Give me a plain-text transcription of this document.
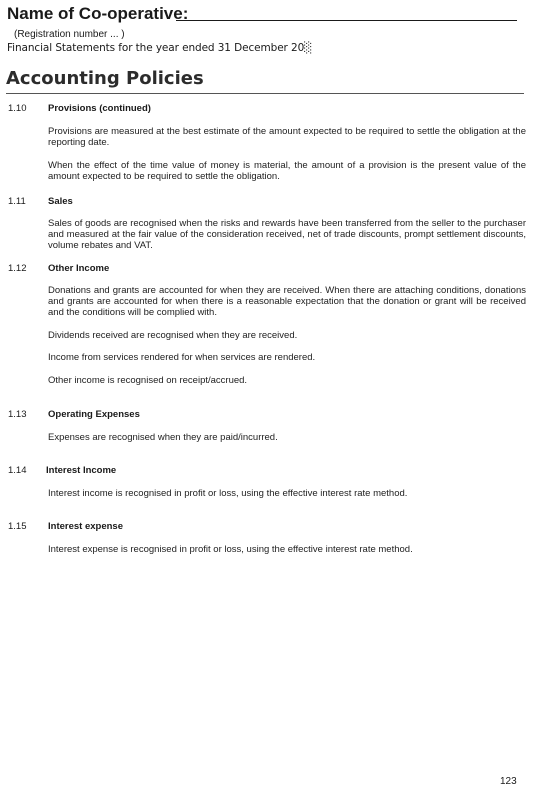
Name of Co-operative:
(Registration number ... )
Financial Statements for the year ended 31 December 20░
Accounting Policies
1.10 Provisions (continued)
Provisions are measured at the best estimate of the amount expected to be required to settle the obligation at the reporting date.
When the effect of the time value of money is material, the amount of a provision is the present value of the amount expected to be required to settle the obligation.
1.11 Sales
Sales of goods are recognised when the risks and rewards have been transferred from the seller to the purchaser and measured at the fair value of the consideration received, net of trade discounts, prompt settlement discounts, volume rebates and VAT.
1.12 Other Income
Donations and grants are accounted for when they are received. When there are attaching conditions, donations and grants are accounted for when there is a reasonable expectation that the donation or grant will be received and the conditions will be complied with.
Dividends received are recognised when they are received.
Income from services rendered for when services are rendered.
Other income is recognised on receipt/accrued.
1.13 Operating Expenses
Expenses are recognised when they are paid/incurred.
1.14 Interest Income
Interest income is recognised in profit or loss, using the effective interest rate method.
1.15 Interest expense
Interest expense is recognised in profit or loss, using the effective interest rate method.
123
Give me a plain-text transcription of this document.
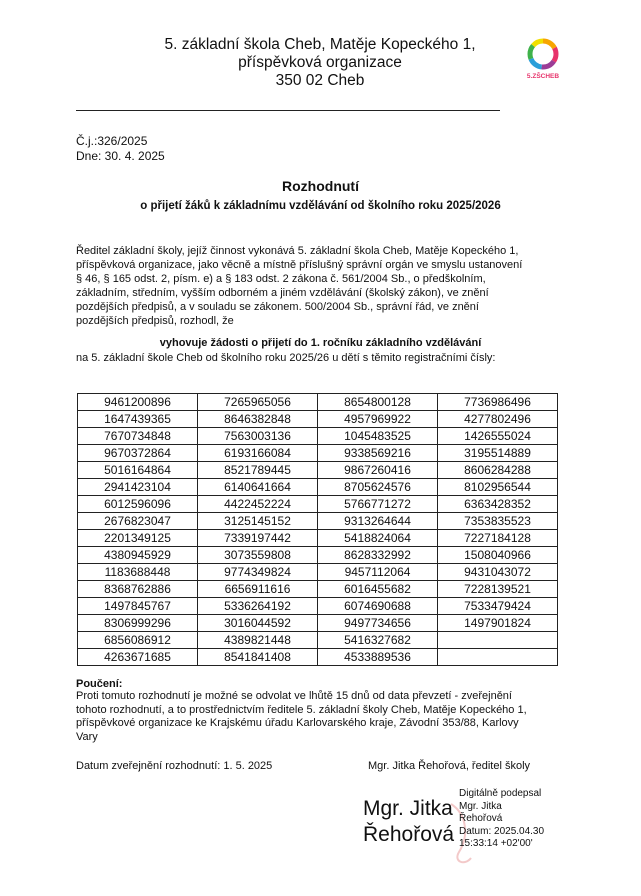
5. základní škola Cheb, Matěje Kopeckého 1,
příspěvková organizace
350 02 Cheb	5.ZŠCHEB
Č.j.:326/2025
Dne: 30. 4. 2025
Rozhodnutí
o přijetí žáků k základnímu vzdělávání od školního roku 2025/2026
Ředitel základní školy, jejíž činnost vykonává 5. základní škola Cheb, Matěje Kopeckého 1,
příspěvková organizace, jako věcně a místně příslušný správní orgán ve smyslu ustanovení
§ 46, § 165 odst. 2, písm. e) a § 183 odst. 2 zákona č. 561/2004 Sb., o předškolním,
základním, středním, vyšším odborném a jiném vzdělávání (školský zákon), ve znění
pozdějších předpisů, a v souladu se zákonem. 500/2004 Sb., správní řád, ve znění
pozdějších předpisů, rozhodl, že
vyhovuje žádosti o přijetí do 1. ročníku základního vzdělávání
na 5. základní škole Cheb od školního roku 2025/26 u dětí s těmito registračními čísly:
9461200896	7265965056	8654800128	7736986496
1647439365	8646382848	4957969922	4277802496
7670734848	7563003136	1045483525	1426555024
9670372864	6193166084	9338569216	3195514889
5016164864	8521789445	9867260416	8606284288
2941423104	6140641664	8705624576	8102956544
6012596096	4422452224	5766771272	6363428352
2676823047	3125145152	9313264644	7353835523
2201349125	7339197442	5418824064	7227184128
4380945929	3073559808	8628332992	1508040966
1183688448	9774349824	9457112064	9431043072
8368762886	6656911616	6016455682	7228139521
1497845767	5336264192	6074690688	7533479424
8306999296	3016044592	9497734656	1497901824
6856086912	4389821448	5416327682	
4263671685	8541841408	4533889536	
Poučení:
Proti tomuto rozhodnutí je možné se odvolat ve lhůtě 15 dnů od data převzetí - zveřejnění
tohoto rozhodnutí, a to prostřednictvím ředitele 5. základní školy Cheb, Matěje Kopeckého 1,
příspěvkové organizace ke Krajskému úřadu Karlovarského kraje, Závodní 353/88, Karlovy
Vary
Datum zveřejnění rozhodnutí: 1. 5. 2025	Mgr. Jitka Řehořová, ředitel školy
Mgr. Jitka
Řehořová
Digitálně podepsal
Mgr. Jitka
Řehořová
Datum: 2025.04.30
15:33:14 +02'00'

-------------------------

TASK TO COMPLETE: Show all lines in the entries above where the word "vzdělávání" appears.

TASK RESPONSE:
o přijetí žáků k základnímu vzdělávání od školního roku 2025/2026
základním, středním, vyšším odborném a jiném vzdělávání (školský zákon), ve znění
vyhovuje žádosti o přijetí do 1. ročníku základního vzdělávání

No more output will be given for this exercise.